• RECORDS SUPPLIED:

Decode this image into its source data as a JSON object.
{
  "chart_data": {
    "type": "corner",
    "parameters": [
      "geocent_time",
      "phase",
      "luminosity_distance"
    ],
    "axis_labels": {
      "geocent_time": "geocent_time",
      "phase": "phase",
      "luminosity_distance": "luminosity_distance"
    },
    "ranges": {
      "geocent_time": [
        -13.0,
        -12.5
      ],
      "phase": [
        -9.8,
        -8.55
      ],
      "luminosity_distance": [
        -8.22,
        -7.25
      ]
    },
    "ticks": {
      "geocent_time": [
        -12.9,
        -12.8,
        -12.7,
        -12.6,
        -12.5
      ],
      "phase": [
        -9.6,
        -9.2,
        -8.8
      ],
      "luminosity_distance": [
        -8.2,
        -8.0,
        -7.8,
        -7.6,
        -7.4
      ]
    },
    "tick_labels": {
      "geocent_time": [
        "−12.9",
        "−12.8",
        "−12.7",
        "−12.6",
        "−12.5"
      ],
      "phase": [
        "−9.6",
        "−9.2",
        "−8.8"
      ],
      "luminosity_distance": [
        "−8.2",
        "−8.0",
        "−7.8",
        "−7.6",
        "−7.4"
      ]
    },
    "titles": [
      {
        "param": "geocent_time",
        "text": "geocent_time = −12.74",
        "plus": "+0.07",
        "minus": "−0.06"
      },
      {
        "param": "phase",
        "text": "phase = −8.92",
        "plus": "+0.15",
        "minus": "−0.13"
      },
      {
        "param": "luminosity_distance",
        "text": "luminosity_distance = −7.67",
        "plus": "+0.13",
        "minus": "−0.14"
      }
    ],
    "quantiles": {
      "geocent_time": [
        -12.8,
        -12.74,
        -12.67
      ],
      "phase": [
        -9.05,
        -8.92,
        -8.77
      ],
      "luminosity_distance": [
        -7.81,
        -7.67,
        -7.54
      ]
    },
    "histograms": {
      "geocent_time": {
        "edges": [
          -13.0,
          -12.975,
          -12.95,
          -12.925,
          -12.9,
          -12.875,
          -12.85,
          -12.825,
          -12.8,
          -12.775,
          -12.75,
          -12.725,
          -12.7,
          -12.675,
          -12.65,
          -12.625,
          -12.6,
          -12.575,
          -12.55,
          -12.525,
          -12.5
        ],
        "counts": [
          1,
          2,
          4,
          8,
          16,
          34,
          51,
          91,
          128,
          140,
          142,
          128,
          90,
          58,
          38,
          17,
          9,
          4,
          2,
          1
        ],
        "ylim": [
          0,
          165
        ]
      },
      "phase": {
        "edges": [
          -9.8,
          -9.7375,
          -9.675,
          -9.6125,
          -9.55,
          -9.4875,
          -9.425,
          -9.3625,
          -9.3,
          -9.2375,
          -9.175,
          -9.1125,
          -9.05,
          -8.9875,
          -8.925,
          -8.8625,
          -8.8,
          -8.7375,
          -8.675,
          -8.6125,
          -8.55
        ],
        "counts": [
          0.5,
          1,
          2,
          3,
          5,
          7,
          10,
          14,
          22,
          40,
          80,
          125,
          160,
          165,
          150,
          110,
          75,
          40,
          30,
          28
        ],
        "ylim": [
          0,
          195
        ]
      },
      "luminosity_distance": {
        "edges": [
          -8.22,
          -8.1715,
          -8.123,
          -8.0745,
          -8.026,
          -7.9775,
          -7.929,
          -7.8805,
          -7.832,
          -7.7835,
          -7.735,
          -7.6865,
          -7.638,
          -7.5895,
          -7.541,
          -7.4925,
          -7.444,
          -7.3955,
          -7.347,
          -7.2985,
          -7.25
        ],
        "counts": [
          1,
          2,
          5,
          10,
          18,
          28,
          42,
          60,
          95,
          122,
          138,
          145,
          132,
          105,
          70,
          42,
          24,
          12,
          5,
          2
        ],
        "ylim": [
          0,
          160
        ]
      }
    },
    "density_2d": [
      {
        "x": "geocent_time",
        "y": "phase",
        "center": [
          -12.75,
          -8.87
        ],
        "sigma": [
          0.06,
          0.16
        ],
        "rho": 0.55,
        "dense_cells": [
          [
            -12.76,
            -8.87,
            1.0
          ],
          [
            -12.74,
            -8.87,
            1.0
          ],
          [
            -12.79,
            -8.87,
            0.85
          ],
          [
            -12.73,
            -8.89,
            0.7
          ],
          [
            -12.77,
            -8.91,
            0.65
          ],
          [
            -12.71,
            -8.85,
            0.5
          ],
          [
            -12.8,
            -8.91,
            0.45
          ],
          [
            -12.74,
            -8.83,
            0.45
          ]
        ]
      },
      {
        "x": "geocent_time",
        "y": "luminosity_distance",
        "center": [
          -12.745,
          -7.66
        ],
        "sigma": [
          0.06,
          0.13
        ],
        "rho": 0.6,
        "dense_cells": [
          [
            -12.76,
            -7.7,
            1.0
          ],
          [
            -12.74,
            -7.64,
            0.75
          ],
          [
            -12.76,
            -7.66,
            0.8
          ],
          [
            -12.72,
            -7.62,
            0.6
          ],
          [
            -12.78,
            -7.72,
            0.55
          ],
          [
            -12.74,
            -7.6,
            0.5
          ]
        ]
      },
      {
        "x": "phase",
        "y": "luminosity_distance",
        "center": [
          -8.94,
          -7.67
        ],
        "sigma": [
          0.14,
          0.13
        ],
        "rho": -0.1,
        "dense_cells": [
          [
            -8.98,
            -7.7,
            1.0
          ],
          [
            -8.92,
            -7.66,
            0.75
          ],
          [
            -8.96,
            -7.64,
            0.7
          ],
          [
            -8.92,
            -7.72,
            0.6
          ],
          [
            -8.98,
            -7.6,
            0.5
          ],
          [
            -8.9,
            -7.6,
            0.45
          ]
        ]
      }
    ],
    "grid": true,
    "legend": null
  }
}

• WHAT IS NEEDED: Quote every record above exactly.

• RESULT OF THIS TASK:
Decode this image into its source data as a JSON object.
{
  "chart_data": {
    "type": "corner",
    "parameters": [
      "geocent_time",
      "phase",
      "luminosity_distance"
    ],
    "axis_labels": {
      "geocent_time": "geocent_time",
      "phase": "phase",
      "luminosity_distance": "luminosity_distance"
    },
    "ranges": {
      "geocent_time": [
        -13.0,
        -12.5
      ],
      "phase": [
        -9.8,
        -8.55
      ],
      "luminosity_distance": [
        -8.22,
        -7.25
      ]
    },
    "ticks": {
      "geocent_time": [
        -12.9,
        -12.8,
        -12.7,
        -12.6,
        -12.5
      ],
      "phase": [
        -9.6,
        -9.2,
        -8.8
      ],
      "luminosity_distance": [
        -8.2,
        -8.0,
        -7.8,
        -7.6,
        -7.4
      ]
    },
    "tick_labels": {
      "geocent_time": [
        "−12.9",
        "−12.8",
        "−12.7",
        "−12.6",
        "−12.5"
      ],
      "phase": [
        "−9.6",
        "−9.2",
        "−8.8"
      ],
      "luminosity_distance": [
        "−8.2",
        "−8.0",
        "−7.8",
        "−7.6",
        "−7.4"
      ]
    },
    "titles": [
      {
        "param": "geocent_time",
        "text": "geocent_time = −12.74",
        "plus": "+0.07",
        "minus": "−0.06"
      },
      {
        "param": "phase",
        "text": "phase = −8.92",
        "plus": "+0.15",
        "minus": "−0.13"
      },
      {
        "param": "luminosity_distance",
        "text": "luminosity_distance = −7.67",
        "plus": "+0.13",
        "minus": "−0.14"
      }
    ],
    "quantiles": {
      "geocent_time": [
        -12.8,
        -12.74,
        -12.67
      ],
      "phase": [
        -9.05,
        -8.92,
        -8.77
      ],
      "luminosity_distance": [
        -7.81,
        -7.67,
        -7.54
      ]
    },
    "histograms": {
      "geocent_time": {
        "edges": [
          -13.0,
          -12.975,
          -12.95,
          -12.925,
          -12.9,
          -12.875,
          -12.85,
          -12.825,
          -12.8,
          -12.775,
          -12.75,
          -12.725,
          -12.7,
          -12.675,
          -12.65,
          -12.625,
          -12.6,
          -12.575,
          -12.55,
          -12.525,
          -12.5
        ],
        "counts": [
          1,
          2,
          4,
          8,
          16,
          34,
          51,
          91,
          128,
          140,
          142,
          128,
          90,
          58,
          38,
          17,
          9,
          4,
          2,
          1
        ],
        "ylim": [
          0,
          165
        ]
      },
      "phase": {
        "edges": [
          -9.8,
          -9.7375,
          -9.675,
          -9.6125,
          -9.55,
          -9.4875,
          -9.425,
          -9.3625,
          -9.3,
          -9.2375,
          -9.175,
          -9.1125,
          -9.05,
          -8.9875,
          -8.925,
          -8.8625,
          -8.8,
          -8.7375,
          -8.675,
          -8.6125,
          -8.55
        ],
        "counts": [
          0.5,
          1,
          2,
          3,
          5,
          7,
          10,
          14,
          22,
          40,
          80,
          125,
          160,
          165,
          150,
          110,
          75,
          40,
          30,
          28
        ],
        "ylim": [
          0,
          195
        ]
      },
      "luminosity_distance": {
        "edges": [
          -8.22,
          -8.1715,
          -8.123,
          -8.0745,
          -8.026,
          -7.9775,
          -7.929,
          -7.8805,
          -7.832,
          -7.7835,
          -7.735,
          -7.6865,
          -7.638,
          -7.5895,
          -7.541,
          -7.4925,
          -7.444,
          -7.3955,
          -7.347,
          -7.2985,
          -7.25
        ],
        "counts": [
          1,
          2,
          5,
          10,
          18,
          28,
          42,
          60,
          95,
          122,
          138,
          145,
          132,
          105,
          70,
          42,
          24,
          12,
          5,
          2
        ],
        "ylim": [
          0,
          160
        ]
      }
    },
    "density_2d": [
      {
        "x": "geocent_time",
        "y": "phase",
        "center": [
          -12.75,
          -8.87
        ],
        "sigma": [
          0.06,
          0.16
        ],
        "rho": 0.55,
        "dense_cells": [
          [
            -12.76,
            -8.87,
            1.0
          ],
          [
            -12.74,
            -8.87,
            1.0
          ],
          [
            -12.79,
            -8.87,
            0.85
          ],
          [
            -12.73,
            -8.89,
            0.7
          ],
          [
            -12.77,
            -8.91,
            0.65
          ],
          [
            -12.71,
            -8.85,
            0.5
          ],
          [
            -12.8,
            -8.91,
            0.45
          ],
          [
            -12.74,
            -8.83,
            0.45
          ]
        ]
      },
      {
        "x": "geocent_time",
        "y": "luminosity_distance",
        "center": [
          -12.745,
          -7.66
        ],
        "sigma": [
          0.06,
          0.13
        ],
        "rho": 0.6,
        "dense_cells": [
          [
            -12.76,
            -7.7,
            1.0
          ],
          [
            -12.74,
            -7.64,
            0.75
          ],
          [
            -12.76,
            -7.66,
            0.8
          ],
          [
            -12.72,
            -7.62,
            0.6
          ],
          [
            -12.78,
            -7.72,
            0.55
          ],
          [
            -12.74,
            -7.6,
            0.5
          ]
        ]
      },
      {
        "x": "phase",
        "y": "luminosity_distance",
        "center": [
          -8.94,
          -7.67
        ],
        "sigma": [
          0.14,
          0.13
        ],
        "rho": -0.1,
        "dense_cells": [
          [
            -8.98,
            -7.7,
            1.0
          ],
          [
            -8.92,
            -7.66,
            0.75
          ],
          [
            -8.96,
            -7.64,
            0.7
          ],
          [
            -8.92,
            -7.72,
            0.6
          ],
          [
            -8.98,
            -7.6,
            0.5
          ],
          [
            -8.9,
            -7.6,
            0.45
          ]
        ]
      }
    ],
    "grid": true,
    "legend": null
  }
}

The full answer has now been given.